*To do*
Without including any pictures, copy each entry below exactly.

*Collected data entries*
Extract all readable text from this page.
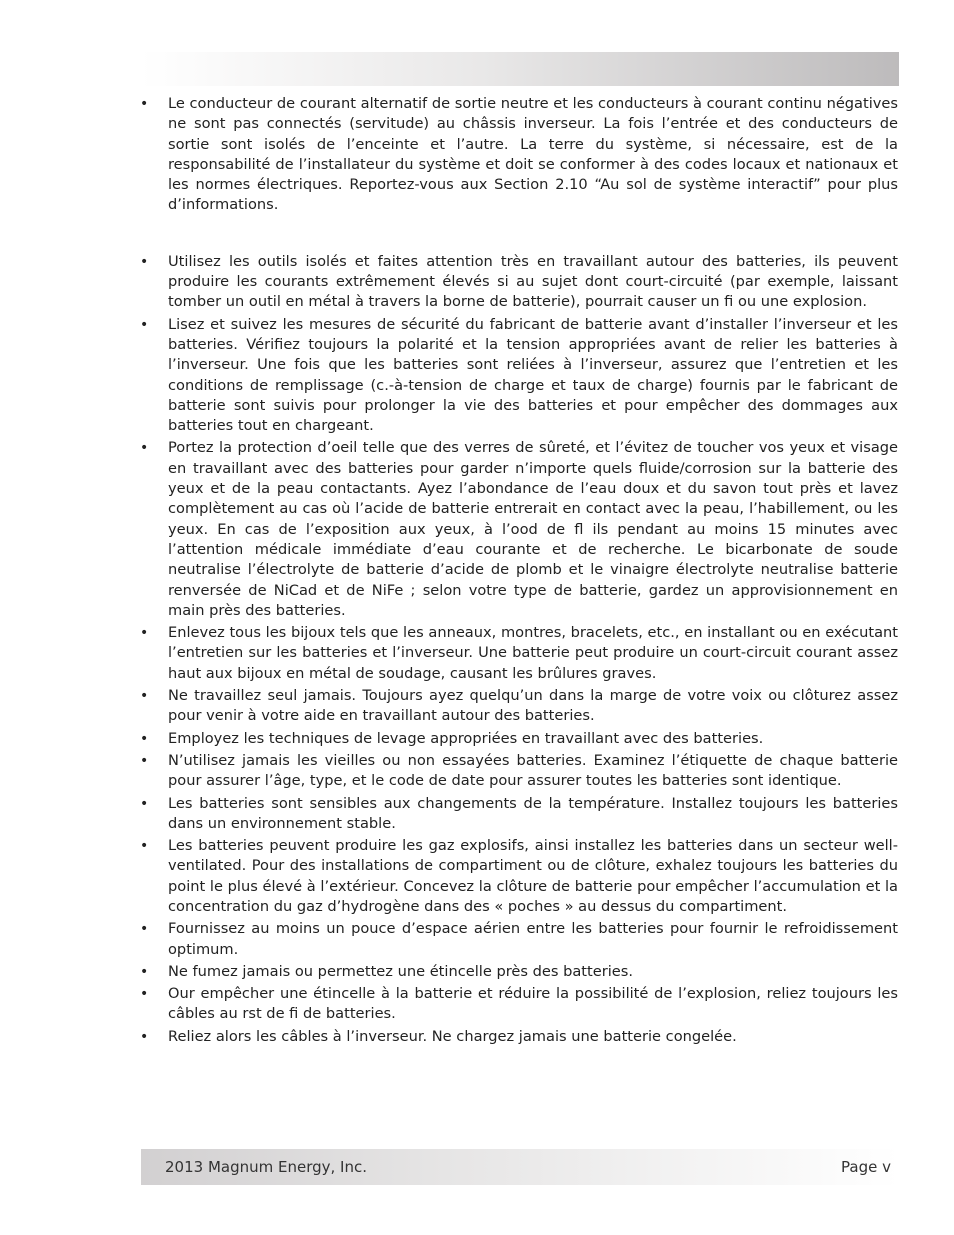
• Le conducteur de courant alternatif de sortie neutre et les conducteurs à courant continu négatives ne sont pas connectés (servitude) au châssis inverseur. La fois l’entrée et des conducteurs de sortie sont isolés de l’enceinte et l’autre. La terre du système, si nécessaire, est de la responsabilité de l’installateur du système et doit se conformer à des codes locaux et nationaux et les normes électriques. Reportez-vous aux Section 2.10 “Au sol de système interactif” pour plus d’informations.
• Utilisez les outils isolés et faites attention très en travaillant autour des batteries, ils peuvent produire les courants extrêmement élevés si au sujet dont court-circuité (par exemple, laissant tomber un outil en métal à travers la borne de batterie), pourrait causer un fi ou une explosion.
• Lisez et suivez les mesures de sécurité du fabricant de batterie avant d’installer l’inverseur et les batteries. Vérifiez toujours la polarité et la tension appropriées avant de relier les batteries à l’inverseur. Une fois que les batteries sont reliées à l’inverseur, assurez que l’entretien et les conditions de remplissage (c.-à-tension de charge et taux de charge) fournis par le fabricant de batterie sont suivis pour prolonger la vie des batteries et pour empêcher des dommages aux batteries tout en chargeant.
• Portez la protection d’oeil telle que des verres de sûreté, et l’évitez de toucher vos yeux et visage en travaillant avec des batteries pour garder n’importe quels fluide/corrosion sur la batterie des yeux et de la peau contactants. Ayez l’abondance de l’eau doux et du savon tout près et lavez complètement au cas où l’acide de batterie entrerait en contact avec la peau, l’habillement, ou les yeux. En cas de l’exposition aux yeux, à l’ood de fl ils pendant au moins 15 minutes avec l’attention médicale immédiate d’eau courante et de recherche. Le bicarbonate de soude neutralise l’électrolyte de batterie d’acide de plomb et le vinaigre électrolyte neutralise batterie renversée de NiCad et de NiFe ; selon votre type de batterie, gardez un approvisionnement en main près des batteries.
• Enlevez tous les bijoux tels que les anneaux, montres, bracelets, etc., en installant ou en exécutant l’entretien sur les batteries et l’inverseur. Une batterie peut produire un court-circuit courant assez haut aux bijoux en métal de soudage, causant les brûlures graves.
• Ne travaillez seul jamais. Toujours ayez quelqu’un dans la marge de votre voix ou clôturez assez pour venir à votre aide en travaillant autour des batteries.
• Employez les techniques de levage appropriées en travaillant avec des batteries.
• N’utilisez jamais les vieilles ou non essayées batteries. Examinez l’étiquette de chaque batterie pour assurer l’âge, type, et le code de date pour assurer toutes les batteries sont identique.
• Les batteries sont sensibles aux changements de la température. Installez toujours les batteries dans un environnement stable.
• Les batteries peuvent produire les gaz explosifs, ainsi installez les batteries dans un secteur well-ventilated. Pour des installations de compartiment ou de clôture, exhalez toujours les batteries du point le plus élevé à l’extérieur. Concevez la clôture de batterie pour empêcher l’accumulation et la concentration du gaz d’hydrogène dans des « poches » au dessus du compartiment.
• Fournissez au moins un pouce d’espace aérien entre les batteries pour fournir le refroidissement optimum.
• Ne fumez jamais ou permettez une étincelle près des batteries.
• Our empêcher une étincelle à la batterie et réduire la possibilité de l’explosion, reliez toujours les câbles au rst de fi de batteries.
• Reliez alors les câbles à l’inverseur. Ne chargez jamais une batterie congelée.
2013 Magnum Energy, Inc.	Page v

*Task output*
Extract all readable text from this page.
• Le conducteur de courant alternatif de sortie neutre et les conducteurs à courant continu négatives ne sont pas connectés (servitude) au châssis inverseur. La fois l’entrée et des conducteurs de sortie sont isolés de l’enceinte et l’autre. La terre du système, si nécessaire, est de la responsabilité de l’installateur du système et doit se conformer à des codes locaux et nationaux et les normes électriques. Reportez-vous aux Section 2.10 “Au sol de système interactif” pour plus d’informations.
• Utilisez les outils isolés et faites attention très en travaillant autour des batteries, ils peuvent produire les courants extrêmement élevés si au sujet dont court-circuité (par exemple, laissant tomber un outil en métal à travers la borne de batterie), pourrait causer un fi ou une explosion.
• Lisez et suivez les mesures de sécurité du fabricant de batterie avant d’installer l’inverseur et les batteries. Vérifiez toujours la polarité et la tension appropriées avant de relier les batteries à l’inverseur. Une fois que les batteries sont reliées à l’inverseur, assurez que l’entretien et les conditions de remplissage (c.-à-tension de charge et taux de charge) fournis par le fabricant de batterie sont suivis pour prolonger la vie des batteries et pour empêcher des dommages aux batteries tout en chargeant.
• Portez la protection d’oeil telle que des verres de sûreté, et l’évitez de toucher vos yeux et visage en travaillant avec des batteries pour garder n’importe quels fluide/corrosion sur la batterie des yeux et de la peau contactants. Ayez l’abondance de l’eau doux et du savon tout près et lavez complètement au cas où l’acide de batterie entrerait en contact avec la peau, l’habillement, ou les yeux. En cas de l’exposition aux yeux, à l’ood de fl ils pendant au moins 15 minutes avec l’attention médicale immédiate d’eau courante et de recherche. Le bicarbonate de soude neutralise l’électrolyte de batterie d’acide de plomb et le vinaigre électrolyte neutralise batterie renversée de NiCad et de NiFe ; selon votre type de batterie, gardez un approvisionnement en main près des batteries.
• Enlevez tous les bijoux tels que les anneaux, montres, bracelets, etc., en installant ou en exécutant l’entretien sur les batteries et l’inverseur. Une batterie peut produire un court-circuit courant assez haut aux bijoux en métal de soudage, causant les brûlures graves.
• Ne travaillez seul jamais. Toujours ayez quelqu’un dans la marge de votre voix ou clôturez assez pour venir à votre aide en travaillant autour des batteries.
• Employez les techniques de levage appropriées en travaillant avec des batteries.
• N’utilisez jamais les vieilles ou non essayées batteries. Examinez l’étiquette de chaque batterie pour assurer l’âge, type, et le code de date pour assurer toutes les batteries sont identique.
• Les batteries sont sensibles aux changements de la température. Installez toujours les batteries dans un environnement stable.
• Les batteries peuvent produire les gaz explosifs, ainsi installez les batteries dans un secteur well-ventilated. Pour des installations de compartiment ou de clôture, exhalez toujours les batteries du point le plus élevé à l’extérieur. Concevez la clôture de batterie pour empêcher l’accumulation et la concentration du gaz d’hydrogène dans des « poches » au dessus du compartiment.
• Fournissez au moins un pouce d’espace aérien entre les batteries pour fournir le refroidissement optimum.
• Ne fumez jamais ou permettez une étincelle près des batteries.
• Our empêcher une étincelle à la batterie et réduire la possibilité de l’explosion, reliez toujours les câbles au rst de fi de batteries.
• Reliez alors les câbles à l’inverseur. Ne chargez jamais une batterie congelée.
2013 Magnum Energy, Inc.	Page v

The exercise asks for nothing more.